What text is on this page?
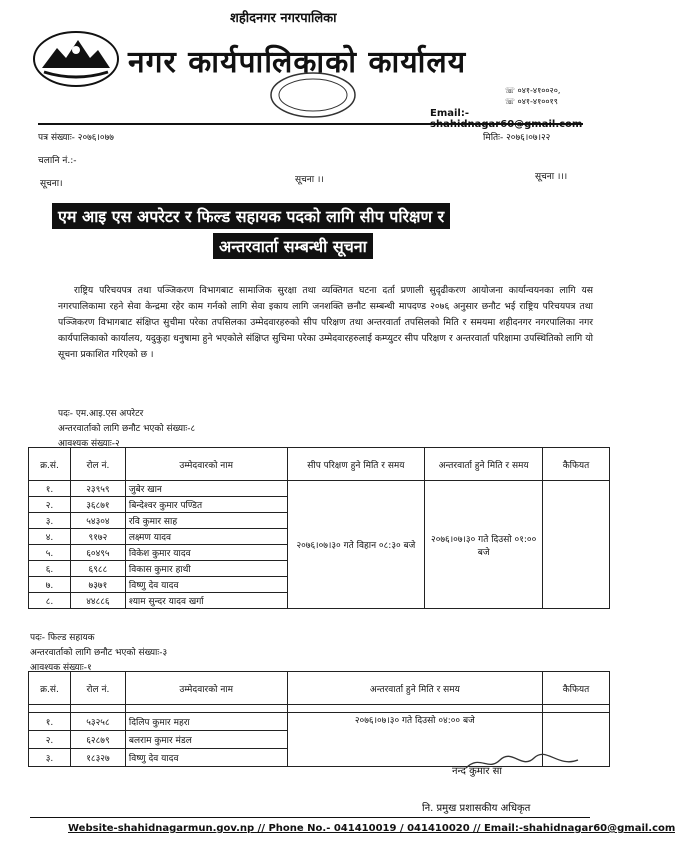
शहीदनगर नगरपालिका
नगर कार्यपालिकाको कार्यालय
☏ ०४१-४१००२०,
☏ ०४१-४१००१९
Email:-shahidnagar60@gmail.com
पत्र संख्याः- २०७६।०७७	मितिः- २०७६।०७।२२
चलानि नं.:-
सूचना।	सूचना ।।	सूचना ।।।
एम आइ एस अपरेटर र फिल्ड सहायक पदको लागि सीप परिक्षण र
अन्तरवार्ता सम्बन्धी सूचना
राष्ट्रिय परिचयपत्र तथा पञ्जिकरण विभागबाट सामाजिक सुरक्षा तथा व्यक्तिगत घटना दर्ता प्रणाली सुदृढीकरण आयोजना कार्यान्वयनका लागि यस नगरपालिकामा रहने सेवा केन्द्रमा रहेर काम गर्नको लागि सेवा इकाय लागि जनशक्ति छनौट सम्बन्धी मापदण्ड २०७६ अनुसार छनौट भई राष्ट्रिय परिचयपत्र तथा पञ्जिकरण विभागबाट संक्षिप्त सुचीमा परेका तपसिलका उम्मेदवारहरुको सीप परिक्षण तथा अन्तरवार्ता तपसिलको मिति र समयमा शहीदनगर नगरपालिका नगर कार्यपालिकाको कार्यालय, यदुकुहा धनुषामा हुने भएकोले संक्षिप्त सुचिमा परेका उम्मेदवारहरुलाई कम्प्युटर सीप परिक्षण र अन्तरवार्ता परिक्षामा उपस्थितिको लागि यो सूचना प्रकाशित गरिएको छ ।
पदः- एम.आइ.एस अपरेटर
अन्तरवार्ताको लागि छनौट भएको संख्याः-८
आवश्यक संख्याः-२
क्र.सं.	रोल नं.	उम्मेदवारको नाम	सीप परिक्षण हुने मिति र समय	अन्तरवार्ता हुने मिति र समय	कैफियत
१.	२३९५९	जुबेर खान	२०७६।०७।३० गते विहान ०८:३० बजे	२०७६।०७।३० गते दिउसो ०१:०० बजे	
२.	३६८७१	बिन्देश्वर कुमार पण्डित			
३.	५४३०४	रवि कुमार साह			
४.	९१७२	लक्ष्मण यादव			
५.	६०४९५	विकेश कुमार यादव			
६.	६९८८	विकास कुमार हाथी			
७.	७३७१	विष्णु देव यादव			
८.	४४८८६	श्याम सुन्दर यादव खर्गा			
पदः- फिल्ड सहायक
अन्तरवार्ताको लागि छनौट भएको संख्याः-३
आवश्यक संख्याः-१
क्र.सं.	रोल नं.	उम्मेदवारको नाम	अन्तरवार्ता हुने मिति र समय	कैफियत

१.	५३२५८	दिलिप कुमार महरा	२०७६।०७।३० गते दिउसो ०४:०० बजे	
२.	६२८७९	बलराम कुमार मंडल		
३.	१८३२७	विष्णु देव यादव		
नन्द कुमार सा
नि. प्रमुख प्रशासकीय अधिकृत
Website-shahidnagarmun.gov.np // Phone No.- 041410019 / 041410020 // Email:-shahidnagar60@gmail.com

**Written exercise:**
Repeat all the data as it stands, dropping any images it holds.

**Response for this exercise:**
What text is on this page?
शहीदनगर नगरपालिका
नगर कार्यपालिकाको कार्यालय
☏ ०४१-४१००२०,
☏ ०४१-४१००१९
Email:-shahidnagar60@gmail.com
पत्र संख्याः- २०७६।०७७	मितिः- २०७६।०७।२२
चलानि नं.:-
सूचना।	सूचना ।।	सूचना ।।।
एम आइ एस अपरेटर र फिल्ड सहायक पदको लागि सीप परिक्षण र
अन्तरवार्ता सम्बन्धी सूचना
राष्ट्रिय परिचयपत्र तथा पञ्जिकरण विभागबाट सामाजिक सुरक्षा तथा व्यक्तिगत घटना दर्ता प्रणाली सुदृढीकरण आयोजना कार्यान्वयनका लागि यस नगरपालिकामा रहने सेवा केन्द्रमा रहेर काम गर्नको लागि सेवा इकाय लागि जनशक्ति छनौट सम्बन्धी मापदण्ड २०७६ अनुसार छनौट भई राष्ट्रिय परिचयपत्र तथा पञ्जिकरण विभागबाट संक्षिप्त सुचीमा परेका तपसिलका उम्मेदवारहरुको सीप परिक्षण तथा अन्तरवार्ता तपसिलको मिति र समयमा शहीदनगर नगरपालिका नगर कार्यपालिकाको कार्यालय, यदुकुहा धनुषामा हुने भएकोले संक्षिप्त सुचिमा परेका उम्मेदवारहरुलाई कम्प्युटर सीप परिक्षण र अन्तरवार्ता परिक्षामा उपस्थितिको लागि यो सूचना प्रकाशित गरिएको छ ।
पदः- एम.आइ.एस अपरेटर
अन्तरवार्ताको लागि छनौट भएको संख्याः-८
आवश्यक संख्याः-२
क्र.सं.	रोल नं.	उम्मेदवारको नाम	सीप परिक्षण हुने मिति र समय	अन्तरवार्ता हुने मिति र समय	कैफियत
१.	२३९५९	जुबेर खान	२०७६।०७।३० गते विहान ०८:३० बजे	२०७६।०७।३० गते दिउसो ०१:०० बजे	
२.	३६८७१	बिन्देश्वर कुमार पण्डित			
३.	५४३०४	रवि कुमार साह			
४.	९१७२	लक्ष्मण यादव			
५.	६०४९५	विकेश कुमार यादव			
६.	६९८८	विकास कुमार हाथी			
७.	७३७१	विष्णु देव यादव			
८.	४४८८६	श्याम सुन्दर यादव खर्गा			
पदः- फिल्ड सहायक
अन्तरवार्ताको लागि छनौट भएको संख्याः-३
आवश्यक संख्याः-१
क्र.सं.	रोल नं.	उम्मेदवारको नाम	अन्तरवार्ता हुने मिति र समय	कैफियत

१.	५३२५८	दिलिप कुमार महरा	२०७६।०७।३० गते दिउसो ०४:०० बजे	
२.	६२८७९	बलराम कुमार मंडल		
३.	१८३२७	विष्णु देव यादव		
नन्द कुमार सा
नि. प्रमुख प्रशासकीय अधिकृत
Website-shahidnagarmun.gov.np // Phone No.- 041410019 / 041410020 // Email:-shahidnagar60@gmail.com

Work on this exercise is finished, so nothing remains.